# Requirement
Transcribe all the records exactly and omit any images they hold.

------

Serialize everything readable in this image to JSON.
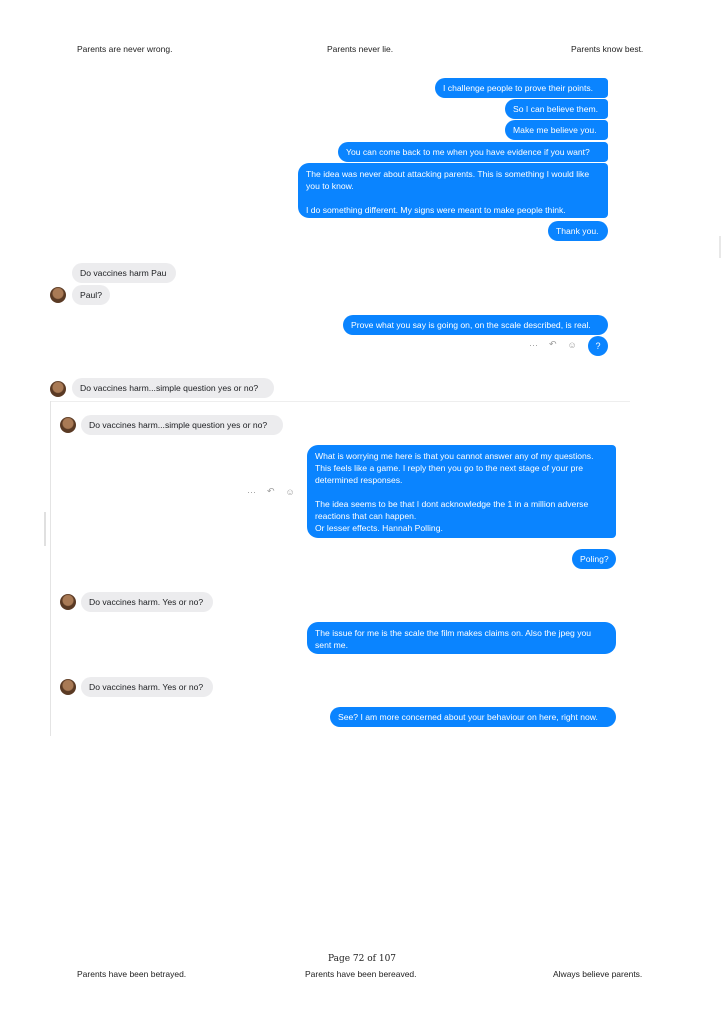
{
  "header": {
    "left": "Parents are never wrong.",
    "center": "Parents never lie.",
    "right": "Parents know best."
  },
  "footer": {
    "page": "Page 72 of 107",
    "left": "Parents have been betrayed.",
    "center": "Parents have been bereaved.",
    "right": "Always believe parents."
  },
  "chat": {
    "sent_1": "I challenge people to prove their points.",
    "sent_2": "So I can believe them.",
    "sent_3": "Make me believe you.",
    "sent_4": "You can come back to me when you have evidence if you want?",
    "sent_5": "The idea was never about attacking parents.  This is something I would like you to know.\n\nI do something different. My signs were meant to make people think.",
    "sent_6": "Thank you.",
    "recv_1": "Do vaccines harm Pau",
    "recv_2": "Paul?",
    "sent_7": "Prove what you say is going on, on the scale described, is real.",
    "sent_8": "?",
    "recv_3": "Do vaccines harm...simple question yes or no?",
    "recv_4": "Do vaccines harm...simple question yes or no?",
    "sent_9": "What is worrying me here is that you cannot answer any of my questions. This feels like a game. I reply then you go to the next stage of your pre determined responses.\n\nThe idea seems to be that I dont acknowledge the 1 in a million adverse reactions that can happen.\nOr lesser effects. Hannah Polling.",
    "sent_10": "Poling?",
    "recv_5": "Do vaccines harm. Yes or no?",
    "sent_11": "The issue for me is the scale the film makes claims on. Also the jpeg you sent me.",
    "recv_6": "Do vaccines harm. Yes or no?",
    "sent_12": "See? I am more concerned about your behaviour on here, right now."
  },
  "icons": {
    "more": "more-icon",
    "reply": "reply-icon",
    "react": "smiley-icon"
  },
  "colors": {
    "sent_bubble": "#0a84ff",
    "received_bubble": "#ececee"
  }
}
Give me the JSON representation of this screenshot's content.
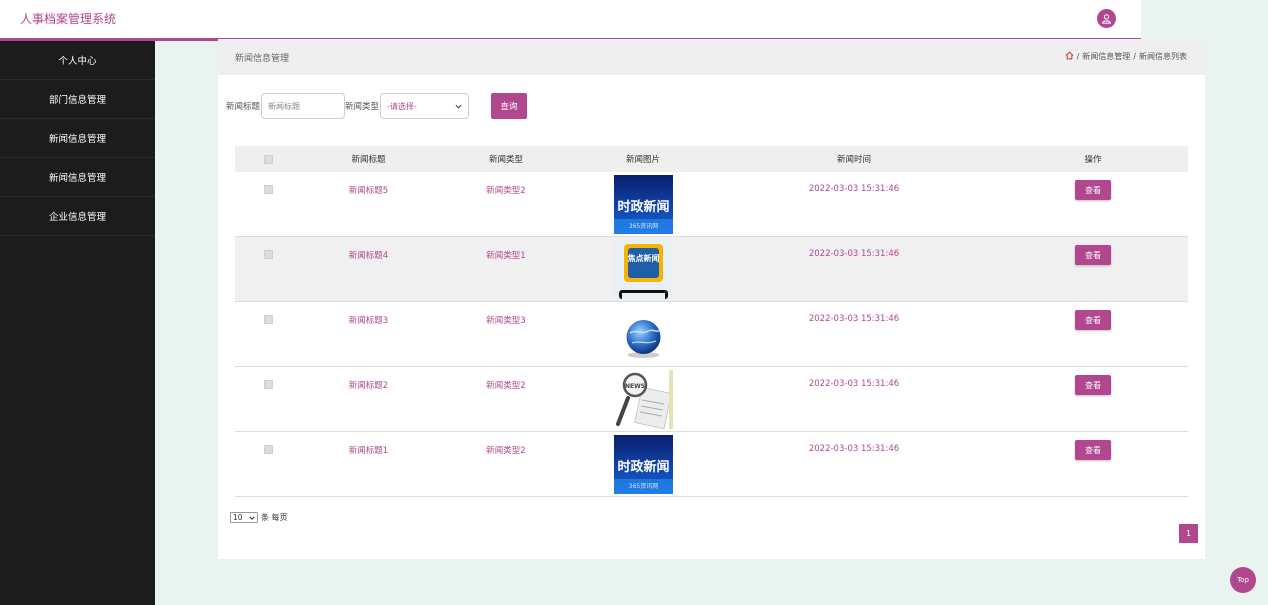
{
  "app": {
    "title": "人事档案管理系统"
  },
  "sidebar": {
    "items": [
      {
        "label": "个人中心"
      },
      {
        "label": "部门信息管理"
      },
      {
        "label": "新闻信息管理"
      },
      {
        "label": "新闻信息管理"
      },
      {
        "label": "企业信息管理"
      }
    ]
  },
  "panel": {
    "title": "新闻信息管理",
    "breadcrumb": {
      "sep": "/",
      "level1": "新闻信息管理",
      "level2": "新闻信息列表"
    }
  },
  "search": {
    "title_label": "新闻标题",
    "title_placeholder": "新闻标题",
    "type_label": "新闻类型",
    "type_selected": "-请选择-",
    "query_button": "查询"
  },
  "table": {
    "headers": {
      "title": "新闻标题",
      "type": "新闻类型",
      "image": "新闻图片",
      "time": "新闻时间",
      "action": "操作"
    },
    "rows": [
      {
        "title": "新闻标题5",
        "type": "新闻类型2",
        "image": "news-thumb-politics",
        "time": "2022-03-03 15:31:46",
        "action": "查看"
      },
      {
        "title": "新闻标题4",
        "type": "新闻类型1",
        "image": "news-thumb-hot",
        "time": "2022-03-03 15:31:46",
        "action": "查看"
      },
      {
        "title": "新闻标题3",
        "type": "新闻类型3",
        "image": "news-thumb-globe",
        "time": "2022-03-03 15:31:46",
        "action": "查看"
      },
      {
        "title": "新闻标题2",
        "type": "新闻类型2",
        "image": "news-thumb-magnifier",
        "time": "2022-03-03 15:31:46",
        "action": "查看"
      },
      {
        "title": "新闻标题1",
        "type": "新闻类型2",
        "image": "news-thumb-politics",
        "time": "2022-03-03 15:31:46",
        "action": "查看"
      }
    ]
  },
  "thumbs": {
    "politics_main": "时政新闻",
    "politics_sub": "365资讯网",
    "hot": "焦点新闻",
    "magnifier": "NEWS"
  },
  "pagination": {
    "page_size": "10",
    "per_page_label": "条 每页",
    "current_page": "1"
  },
  "back_to_top": "Top",
  "colors": {
    "accent": "#b1488f",
    "sidebar": "#1c1c1c",
    "background": "#e9f3ef"
  }
}
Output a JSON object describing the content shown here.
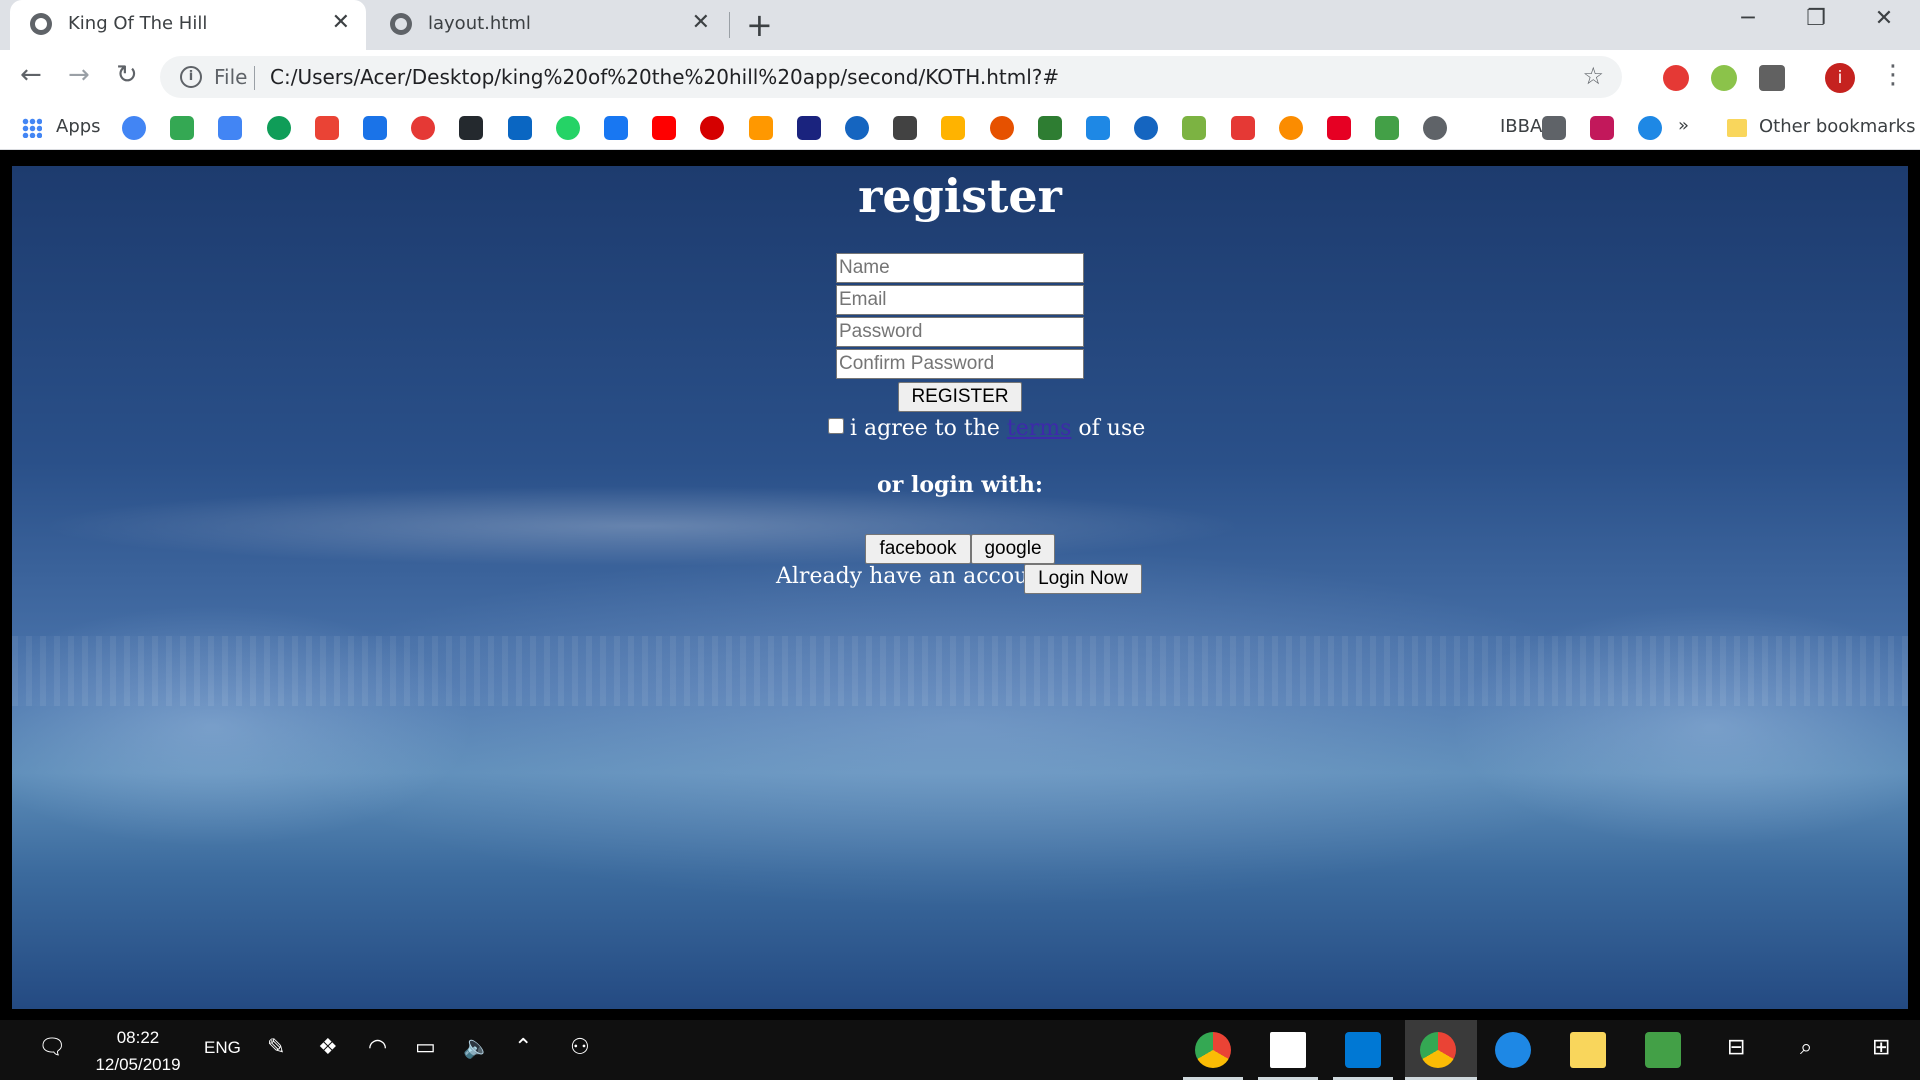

------

# Final result
Serialize everything readable in this image to JSON.
{
  "header": {
    "left": "Parents are never wrong.",
    "center": "Parents never lie.",
    "right": "Parents know best."
  },
  "footer": {
    "page": "Page 72 of 107",
    "left": "Parents have been betrayed.",
    "center": "Parents have been bereaved.",
    "right": "Always believe parents."
  },
  "chat": {
    "sent_1": "I challenge people to prove their points.",
    "sent_2": "So I can believe them.",
    "sent_3": "Make me believe you.",
    "sent_4": "You can come back to me when you have evidence if you want?",
    "sent_5": "The idea was never about attacking parents.  This is something I would like you to know.\n\nI do something different. My signs were meant to make people think.",
    "sent_6": "Thank you.",
    "recv_1": "Do vaccines harm Pau",
    "recv_2": "Paul?",
    "sent_7": "Prove what you say is going on, on the scale described, is real.",
    "sent_8": "?",
    "recv_3": "Do vaccines harm...simple question yes or no?",
    "recv_4": "Do vaccines harm...simple question yes or no?",
    "sent_9": "What is worrying me here is that you cannot answer any of my questions. This feels like a game. I reply then you go to the next stage of your pre determined responses.\n\nThe idea seems to be that I dont acknowledge the 1 in a million adverse reactions that can happen.\nOr lesser effects. Hannah Polling.",
    "sent_10": "Poling?",
    "recv_5": "Do vaccines harm. Yes or no?",
    "sent_11": "The issue for me is the scale the film makes claims on. Also the jpeg you sent me.",
    "recv_6": "Do vaccines harm. Yes or no?",
    "sent_12": "See? I am more concerned about your behaviour on here, right now."
  },
  "icons": {
    "more": "more-icon",
    "reply": "reply-icon",
    "react": "smiley-icon"
  },
  "colors": {
    "sent_bubble": "#0a84ff",
    "received_bubble": "#ececee"
  }
}
Give me the JSON representation of this screenshot's content.
{
  "app": {
    "title": "人事档案管理系统"
  },
  "sidebar": {
    "items": [
      {
        "label": "个人中心"
      },
      {
        "label": "部门信息管理"
      },
      {
        "label": "新闻信息管理"
      },
      {
        "label": "新闻信息管理"
      },
      {
        "label": "企业信息管理"
      }
    ]
  },
  "panel": {
    "title": "新闻信息管理",
    "breadcrumb": {
      "sep": "/",
      "level1": "新闻信息管理",
      "level2": "新闻信息列表"
    }
  },
  "search": {
    "title_label": "新闻标题",
    "title_placeholder": "新闻标题",
    "type_label": "新闻类型",
    "type_selected": "-请选择-",
    "query_button": "查询"
  },
  "table": {
    "headers": {
      "title": "新闻标题",
      "type": "新闻类型",
      "image": "新闻图片",
      "time": "新闻时间",
      "action": "操作"
    },
    "rows": [
      {
        "title": "新闻标题5",
        "type": "新闻类型2",
        "image": "news-thumb-politics",
        "time": "2022-03-03 15:31:46",
        "action": "查看"
      },
      {
        "title": "新闻标题4",
        "type": "新闻类型1",
        "image": "news-thumb-hot",
        "time": "2022-03-03 15:31:46",
        "action": "查看"
      },
      {
        "title": "新闻标题3",
        "type": "新闻类型3",
        "image": "news-thumb-globe",
        "time": "2022-03-03 15:31:46",
        "action": "查看"
      },
      {
        "title": "新闻标题2",
        "type": "新闻类型2",
        "image": "news-thumb-magnifier",
        "time": "2022-03-03 15:31:46",
        "action": "查看"
      },
      {
        "title": "新闻标题1",
        "type": "新闻类型2",
        "image": "news-thumb-politics",
        "time": "2022-03-03 15:31:46",
        "action": "查看"
      }
    ]
  },
  "thumbs": {
    "politics_main": "时政新闻",
    "politics_sub": "365资讯网",
    "hot": "焦点新闻",
    "magnifier": "NEWS"
  },
  "pagination": {
    "page_size": "10",
    "per_page_label": "条 每页",
    "current_page": "1"
  },
  "back_to_top": "Top",
  "colors": {
    "accent": "#b1488f",
    "sidebar": "#1c1c1c",
    "background": "#e9f3ef"
  }
}
Output a JSON object describing the content shown here.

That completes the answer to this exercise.